== Supplied material ==

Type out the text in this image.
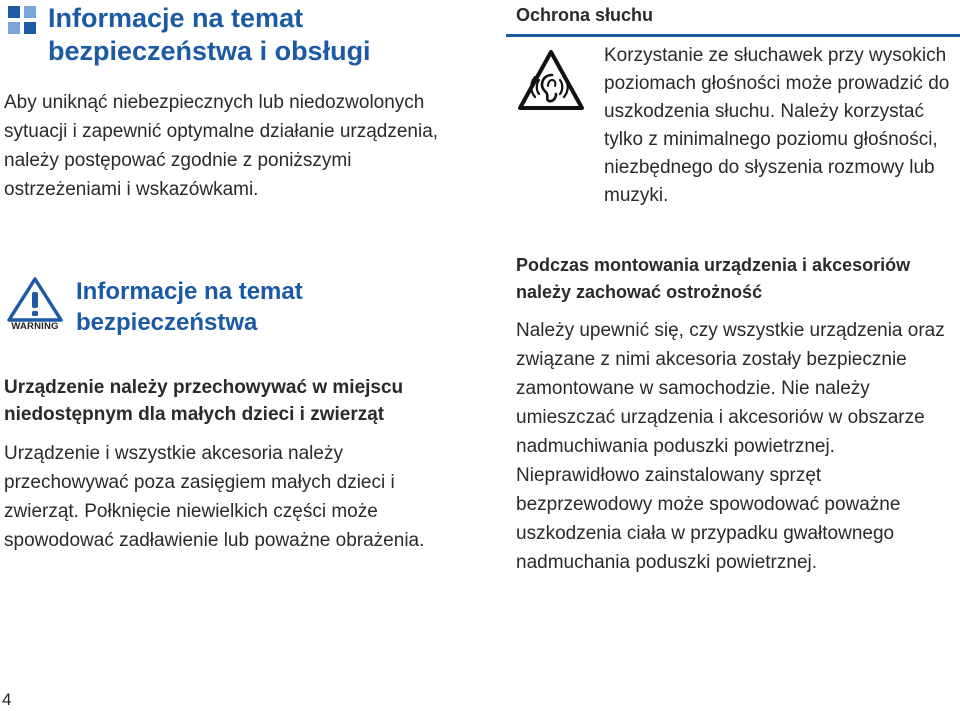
Informacje na temat
bezpieczeństwa i obsługi

Aby uniknąć niebezpiecznych lub niedozwolonych sytuacji i zapewnić optymalne działanie urządzenia, należy postępować zgodnie z poniższymi ostrzeżeniami i wskazówkami.

WARNING
Informacje na temat
bezpieczeństwa
Urządzenie należy przechowywać w miejscu niedostępnym dla małych dzieci i zwierząt

Urządzenie i wszystkie akcesoria należy przechowywać poza zasięgiem małych dzieci i zwierząt. Połknięcie niewielkich części może spowodować zadławienie lub poważne obrażenia.

4
Ochrona słuchu

Korzystanie ze słuchawek przy wysokich poziomach głośności może prowadzić do uszkodzenia słuchu. Należy korzystać tylko z minimalnego poziomu głośności, niezbędnego do słyszenia rozmowy lub muzyki.

Podczas montowania urządzenia i akcesoriów należy zachować ostrożność

Należy upewnić się, czy wszystkie urządzenia oraz związane z nimi akcesoria zostały bezpiecznie zamontowane w samochodzie. Nie należy umieszczać urządzenia i akcesoriów w obszarze nadmuchiwania poduszki powietrznej. Nieprawidłowo zainstalowany sprzęt bezprzewodowy może spowodować poważne uszkodzenia ciała w przypadku gwałtownego nadmuchania poduszki powietrznej.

== Set problem ==
Quote all the lines above exactly as given. Do not include the pictures.

== Written reply ==
Type out the text in this image.
Informacje na temat
bezpieczeństwa i obsługi

Aby uniknąć niebezpiecznych lub niedozwolonych sytuacji i zapewnić optymalne działanie urządzenia, należy postępować zgodnie z poniższymi ostrzeżeniami i wskazówkami.

WARNING
Informacje na temat
bezpieczeństwa
Urządzenie należy przechowywać w miejscu niedostępnym dla małych dzieci i zwierząt

Urządzenie i wszystkie akcesoria należy przechowywać poza zasięgiem małych dzieci i zwierząt. Połknięcie niewielkich części może spowodować zadławienie lub poważne obrażenia.

4
Ochrona słuchu

Korzystanie ze słuchawek przy wysokich poziomach głośności może prowadzić do uszkodzenia słuchu. Należy korzystać tylko z minimalnego poziomu głośności, niezbędnego do słyszenia rozmowy lub muzyki.

Podczas montowania urządzenia i akcesoriów należy zachować ostrożność

Należy upewnić się, czy wszystkie urządzenia oraz związane z nimi akcesoria zostały bezpiecznie zamontowane w samochodzie. Nie należy umieszczać urządzenia i akcesoriów w obszarze nadmuchiwania poduszki powietrznej. Nieprawidłowo zainstalowany sprzęt bezprzewodowy może spowodować poważne uszkodzenia ciała w przypadku gwałtownego nadmuchania poduszki powietrznej.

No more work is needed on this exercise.